**Your instructions**
Report every line in the listing that contains the string "username".
------ Data for this exercise
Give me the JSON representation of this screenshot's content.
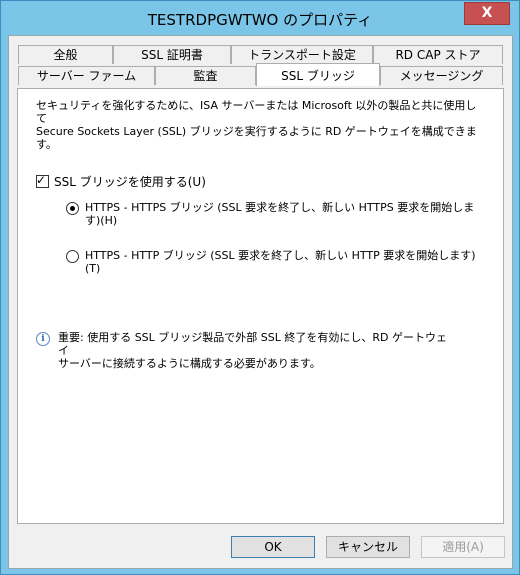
{
  "window": {
    "title": "TESTRDPGWTWO のプロパティ",
    "close_glyph": "X"
  },
  "tabs_top": [
    "全般",
    "SSL 証明書",
    "トランスポート設定",
    "RD CAP ストア"
  ],
  "tabs_bottom": [
    "サーバー ファーム",
    "監査",
    "SSL ブリッジ",
    "メッセージング"
  ],
  "active_tab": "SSL ブリッジ",
  "panel": {
    "description_line1": "セキュリティを強化するために、ISA サーバーまたは Microsoft 以外の製品と共に使用して",
    "description_line2": "Secure Sockets Layer (SSL) ブリッジを実行するように RD ゲートウェイを構成できます。",
    "use_ssl_bridge_label": "SSL ブリッジを使用する(U)",
    "use_ssl_bridge_checked": true,
    "radio_https_label": "HTTPS - HTTPS ブリッジ (SSL 要求を終了し、新しい HTTPS 要求を開始しま す)(H)",
    "radio_https_selected": true,
    "radio_http_label": "HTTPS - HTTP ブリッジ (SSL 要求を終了し、新しい HTTP 要求を開始します) (T)",
    "radio_http_selected": false,
    "info_text_line1": "重要: 使用する SSL ブリッジ製品で外部 SSL 終了を有効にし、RD ゲートウェイ",
    "info_text_line2": "サーバーに接続するように構成する必要があります。"
  },
  "buttons": {
    "ok": "OK",
    "cancel": "キャンセル",
    "apply": "適用(A)"
  },
  "colors": {
    "titlebar": "#7bc6e8",
    "close_button": "#c75050",
    "face": "#f0f0f0"
  }
}
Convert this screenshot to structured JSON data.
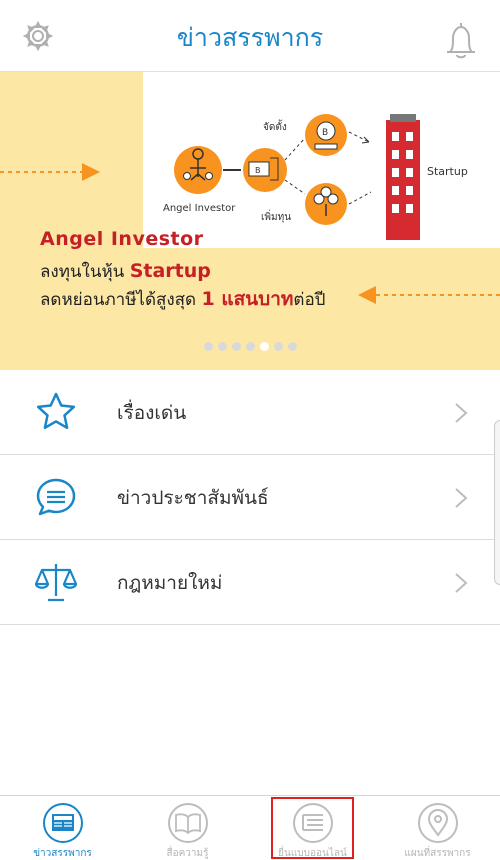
{
  "header": {
    "title": "ข่าวสรรพากร",
    "left_icon": "gear-icon",
    "right_icon": "bell-icon"
  },
  "banner": {
    "image_labels": {
      "angel": "Angel Investor",
      "startup": "Startup",
      "invest": "จัดตั้ง",
      "add": "เพิ่มทุน"
    },
    "line1": "Angel Investor",
    "line2_prefix": "ลงทุนในหุ้น ",
    "line2_highlight": "Startup",
    "line3_prefix": "ลดหย่อนภาษีได้สูงสุด ",
    "line3_highlight": "1 แสนบาท",
    "line3_suffix": "ต่อปี",
    "slide_count": 7,
    "active_slide": 4
  },
  "menu": {
    "items": [
      {
        "label": "เรื่องเด่น",
        "icon": "star-icon"
      },
      {
        "label": "ข่าวประชาสัมพันธ์",
        "icon": "chat-bubble-icon"
      },
      {
        "label": "กฎหมายใหม่",
        "icon": "scales-icon"
      }
    ]
  },
  "tabbar": {
    "tabs": [
      {
        "label": "ข่าวสรรพากร",
        "icon": "news-icon",
        "active": true
      },
      {
        "label": "สื่อความรู้",
        "icon": "book-icon",
        "active": false
      },
      {
        "label": "ยื่นแบบออนไลน์",
        "icon": "form-list-icon",
        "active": false
      },
      {
        "label": "แผนที่สรรพากร",
        "icon": "map-pin-icon",
        "active": false
      }
    ]
  },
  "colors": {
    "brand_blue": "#1a86c7",
    "banner_bg": "#fde7a4",
    "accent_red": "#c62027",
    "orange": "#f7931e"
  }
}
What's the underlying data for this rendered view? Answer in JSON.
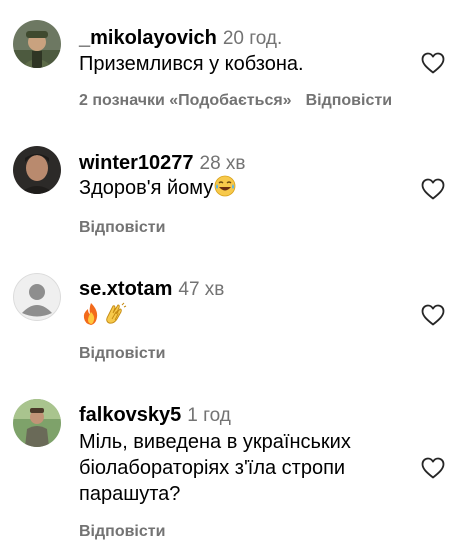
{
  "comments": [
    {
      "username": "_mikolayovich",
      "time": "20 год.",
      "text": "Приземлився у кобзона.",
      "likes": "2 позначки «Подобається»",
      "reply": "Відповісти",
      "avatar": "avatar-man-cap"
    },
    {
      "username": "winter10277",
      "time": "28 хв",
      "text": "Здоров'я йому",
      "emoji": [
        "tears-of-joy-emoji"
      ],
      "reply": "Відповісти",
      "avatar": "avatar-man-dark"
    },
    {
      "username": "se.xtotam",
      "time": "47 хв",
      "text": "",
      "emoji": [
        "fire-emoji",
        "clapping-hands-emoji"
      ],
      "reply": "Відповісти",
      "avatar": "avatar-default"
    },
    {
      "username": "falkovsky5",
      "time": "1 год",
      "text_lines": [
        "Міль, виведена в українських",
        "біолабораторіях з'їла стропи",
        "парашута?"
      ],
      "reply": "Відповісти",
      "avatar": "avatar-man-outdoor"
    }
  ],
  "colors": {
    "secondary_text": "#737373",
    "primary_text": "#000000",
    "heart_outline": "#262626",
    "default_avatar_bg": "#dbdbdb"
  }
}
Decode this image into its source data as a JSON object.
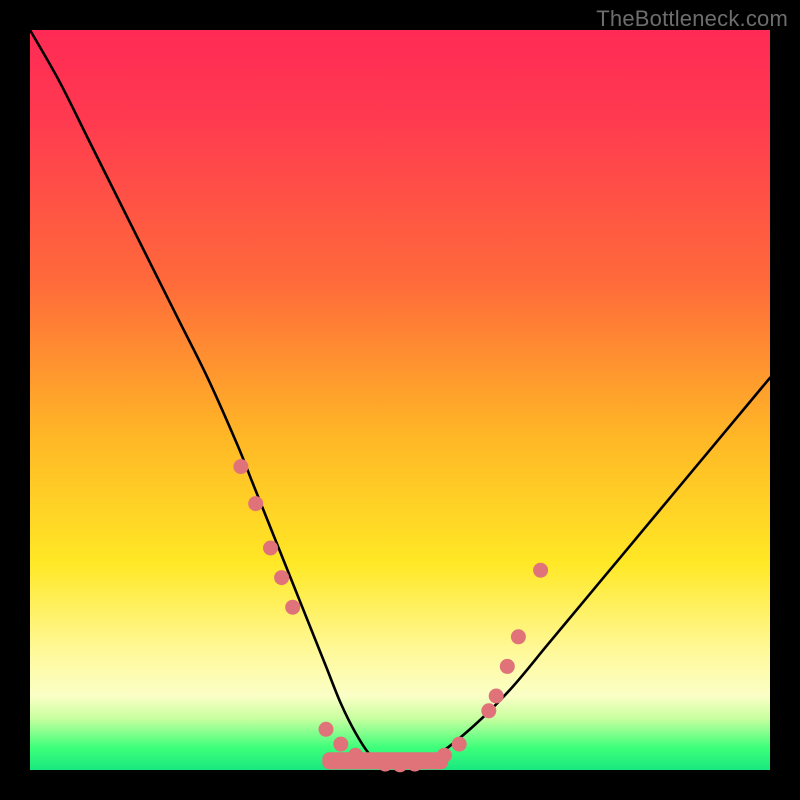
{
  "watermark": "TheBottleneck.com",
  "chart_data": {
    "type": "line",
    "title": "",
    "xlabel": "",
    "ylabel": "",
    "xlim": [
      0,
      100
    ],
    "ylim": [
      0,
      100
    ],
    "series": [
      {
        "name": "bottleneck-curve",
        "x": [
          0,
          4,
          8,
          12,
          16,
          20,
          24,
          28,
          30,
          32,
          34,
          36,
          38,
          40,
          42,
          44,
          46,
          48,
          50,
          52,
          55,
          60,
          65,
          70,
          75,
          80,
          85,
          90,
          95,
          100
        ],
        "values": [
          100,
          93,
          85,
          77,
          69,
          61,
          53,
          44,
          39,
          34,
          29,
          24,
          19,
          14,
          9,
          5,
          2,
          0.8,
          0.5,
          0.7,
          2,
          6,
          11,
          17,
          23,
          29,
          35,
          41,
          47,
          53
        ]
      }
    ],
    "markers": {
      "name": "data-points",
      "color": "#e07279",
      "x": [
        28.5,
        30.5,
        32.5,
        34,
        35.5,
        40,
        42,
        44,
        46,
        48,
        50,
        52,
        54,
        56,
        58,
        62,
        63,
        64.5,
        66,
        69
      ],
      "values": [
        41,
        36,
        30,
        26,
        22,
        5.5,
        3.5,
        2,
        1.2,
        0.8,
        0.7,
        0.8,
        1.2,
        2,
        3.5,
        8,
        10,
        14,
        18,
        27
      ]
    },
    "bottom_band": {
      "name": "optimal-zone",
      "color": "#e07279",
      "x_start": 39.5,
      "x_end": 56.5,
      "y": 0.7,
      "thickness": 2.3
    },
    "gradient_scale": {
      "top": "high-bottleneck",
      "bottom": "no-bottleneck"
    }
  }
}
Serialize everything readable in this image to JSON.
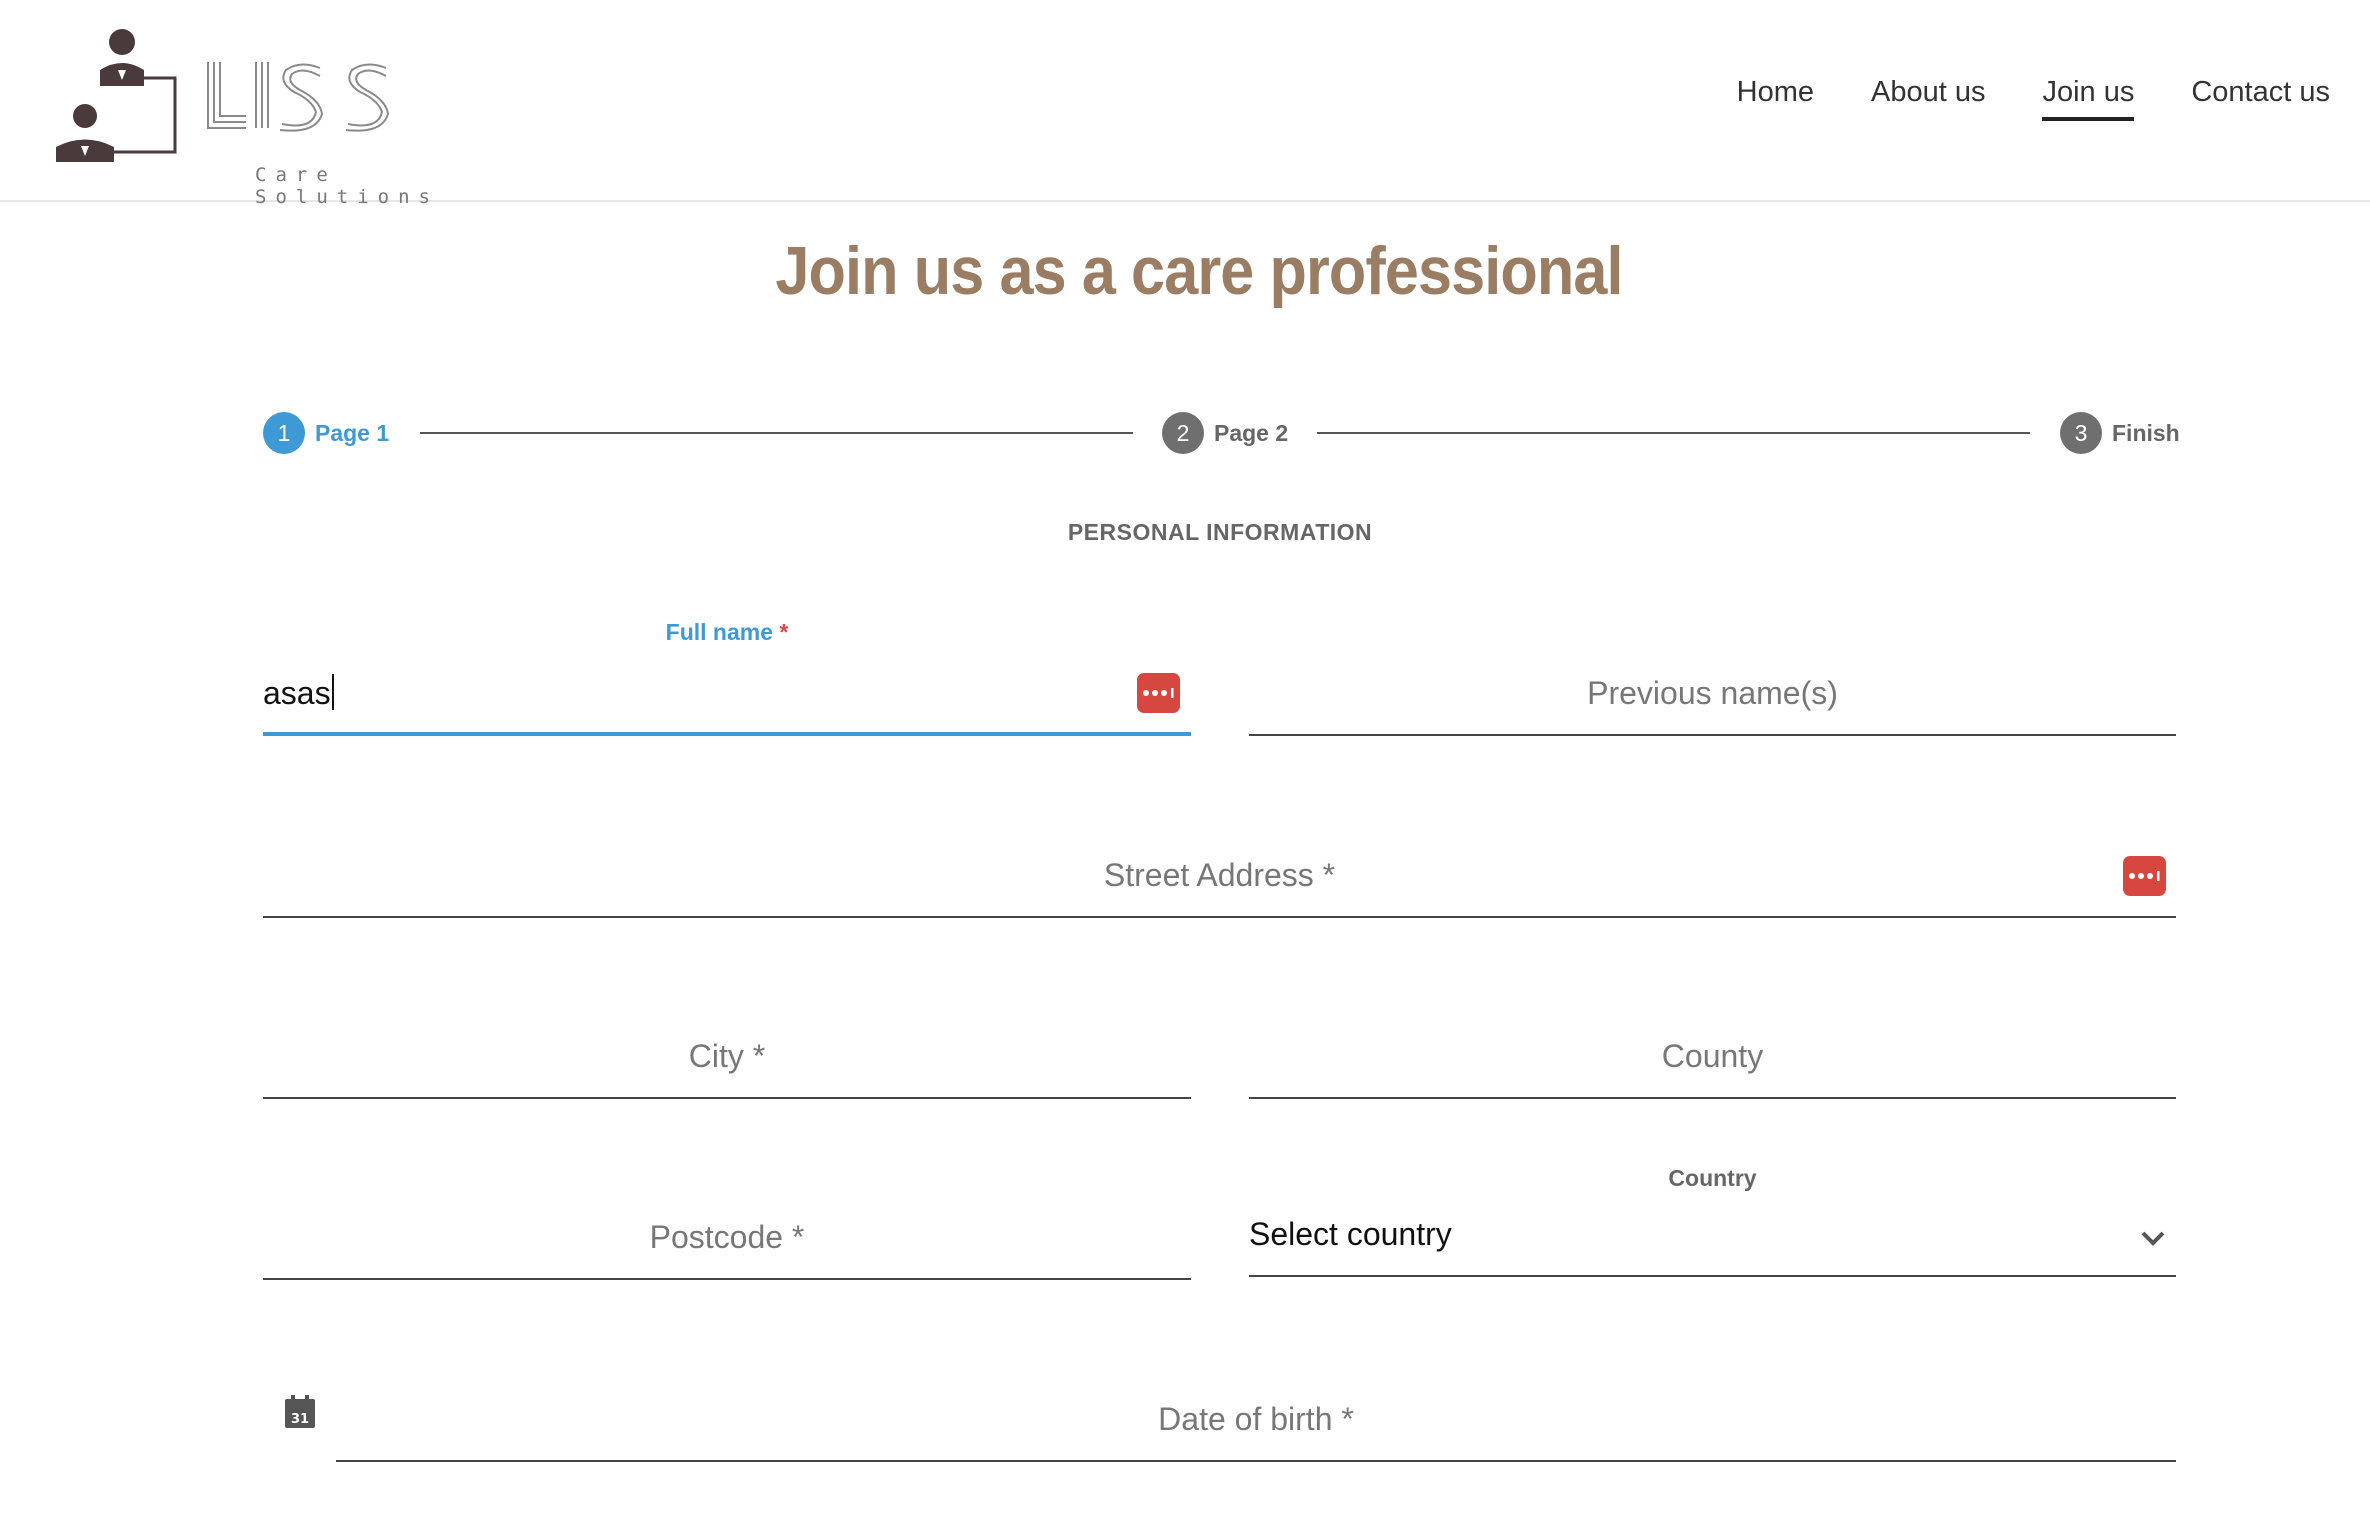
------------
**Exercise solution**
      "username": "_mikolayovich",
      "username": "winter10277",
      "username": "se.xtotam",
      "username": "falkovsky5",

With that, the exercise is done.